All records are to be retyped faithfully and completely.
-------- DATA TO USE
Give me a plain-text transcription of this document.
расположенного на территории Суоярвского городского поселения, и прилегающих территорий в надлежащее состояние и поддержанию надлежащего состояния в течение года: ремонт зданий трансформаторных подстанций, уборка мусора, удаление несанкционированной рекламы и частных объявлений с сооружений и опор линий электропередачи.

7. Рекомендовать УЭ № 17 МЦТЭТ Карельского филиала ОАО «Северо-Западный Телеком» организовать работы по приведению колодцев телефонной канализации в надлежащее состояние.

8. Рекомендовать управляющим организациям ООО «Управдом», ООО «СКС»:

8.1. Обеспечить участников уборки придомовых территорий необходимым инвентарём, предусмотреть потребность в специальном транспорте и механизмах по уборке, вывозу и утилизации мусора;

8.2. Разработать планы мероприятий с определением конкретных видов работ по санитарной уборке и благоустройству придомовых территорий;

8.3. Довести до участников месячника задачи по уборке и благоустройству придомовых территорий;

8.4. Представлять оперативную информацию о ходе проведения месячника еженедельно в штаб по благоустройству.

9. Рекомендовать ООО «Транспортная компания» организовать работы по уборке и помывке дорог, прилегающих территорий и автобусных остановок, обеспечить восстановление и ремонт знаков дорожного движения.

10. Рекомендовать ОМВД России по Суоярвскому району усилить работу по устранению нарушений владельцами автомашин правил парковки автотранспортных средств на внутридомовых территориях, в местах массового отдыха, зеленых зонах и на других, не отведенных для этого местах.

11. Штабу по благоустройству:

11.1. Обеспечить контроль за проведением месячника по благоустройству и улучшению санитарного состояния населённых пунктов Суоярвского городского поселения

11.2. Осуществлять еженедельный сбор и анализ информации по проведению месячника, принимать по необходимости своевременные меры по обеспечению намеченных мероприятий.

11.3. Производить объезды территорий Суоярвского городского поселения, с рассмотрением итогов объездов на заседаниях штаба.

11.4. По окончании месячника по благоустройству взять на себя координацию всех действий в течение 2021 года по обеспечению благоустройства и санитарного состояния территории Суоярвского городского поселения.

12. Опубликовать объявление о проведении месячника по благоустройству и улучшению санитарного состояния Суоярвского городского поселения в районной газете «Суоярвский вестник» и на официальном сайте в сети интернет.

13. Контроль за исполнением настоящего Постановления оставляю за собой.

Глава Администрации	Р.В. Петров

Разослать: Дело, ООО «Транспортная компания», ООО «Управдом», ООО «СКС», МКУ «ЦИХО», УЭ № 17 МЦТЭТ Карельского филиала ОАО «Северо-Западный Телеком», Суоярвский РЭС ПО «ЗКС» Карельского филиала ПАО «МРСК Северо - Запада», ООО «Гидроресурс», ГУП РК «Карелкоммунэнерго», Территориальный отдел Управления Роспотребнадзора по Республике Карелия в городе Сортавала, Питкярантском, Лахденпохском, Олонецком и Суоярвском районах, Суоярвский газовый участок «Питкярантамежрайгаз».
----------------
• ANSWER BELOW:
Give me a plain-text transcription of this document.
расположенного на территории Суоярвского городского поселения, и прилегающих территорий в надлежащее состояние и поддержанию надлежащего состояния в течение года: ремонт зданий трансформаторных подстанций, уборка мусора, удаление несанкционированной рекламы и частных объявлений с сооружений и опор линий электропередачи.

7. Рекомендовать УЭ № 17 МЦТЭТ Карельского филиала ОАО «Северо-Западный Телеком» организовать работы по приведению колодцев телефонной канализации в надлежащее состояние.

8. Рекомендовать управляющим организациям ООО «Управдом», ООО «СКС»:

8.1. Обеспечить участников уборки придомовых территорий необходимым инвентарём, предусмотреть потребность в специальном транспорте и механизмах по уборке, вывозу и утилизации мусора;

8.2. Разработать планы мероприятий с определением конкретных видов работ по санитарной уборке и благоустройству придомовых территорий;

8.3. Довести до участников месячника задачи по уборке и благоустройству придомовых территорий;

8.4. Представлять оперативную информацию о ходе проведения месячника еженедельно в штаб по благоустройству.

9. Рекомендовать ООО «Транспортная компания» организовать работы по уборке и помывке дорог, прилегающих территорий и автобусных остановок, обеспечить восстановление и ремонт знаков дорожного движения.

10. Рекомендовать ОМВД России по Суоярвскому району усилить работу по устранению нарушений владельцами автомашин правил парковки автотранспортных средств на внутридомовых территориях, в местах массового отдыха, зеленых зонах и на других, не отведенных для этого местах.

11. Штабу по благоустройству:

11.1. Обеспечить контроль за проведением месячника по благоустройству и улучшению санитарного состояния населённых пунктов Суоярвского городского поселения

11.2. Осуществлять еженедельный сбор и анализ информации по проведению месячника, принимать по необходимости своевременные меры по обеспечению намеченных мероприятий.

11.3. Производить объезды территорий Суоярвского городского поселения, с рассмотрением итогов объездов на заседаниях штаба.

11.4. По окончании месячника по благоустройству взять на себя координацию всех действий в течение 2021 года по обеспечению благоустройства и санитарного состояния территории Суоярвского городского поселения.

12. Опубликовать объявление о проведении месячника по благоустройству и улучшению санитарного состояния Суоярвского городского поселения в районной газете «Суоярвский вестник» и на официальном сайте в сети интернет.

13. Контроль за исполнением настоящего Постановления оставляю за собой.

Глава Администрации	Р.В. Петров

Разослать: Дело, ООО «Транспортная компания», ООО «Управдом», ООО «СКС», МКУ «ЦИХО», УЭ № 17 МЦТЭТ Карельского филиала ОАО «Северо-Западный Телеком», Суоярвский РЭС ПО «ЗКС» Карельского филиала ПАО «МРСК Северо - Запада», ООО «Гидроресурс», ГУП РК «Карелкоммунэнерго», Территориальный отдел Управления Роспотребнадзора по Республике Карелия в городе Сортавала, Питкярантском, Лахденпохском, Олонецком и Суоярвском районах, Суоярвский газовый участок «Питкярантамежрайгаз».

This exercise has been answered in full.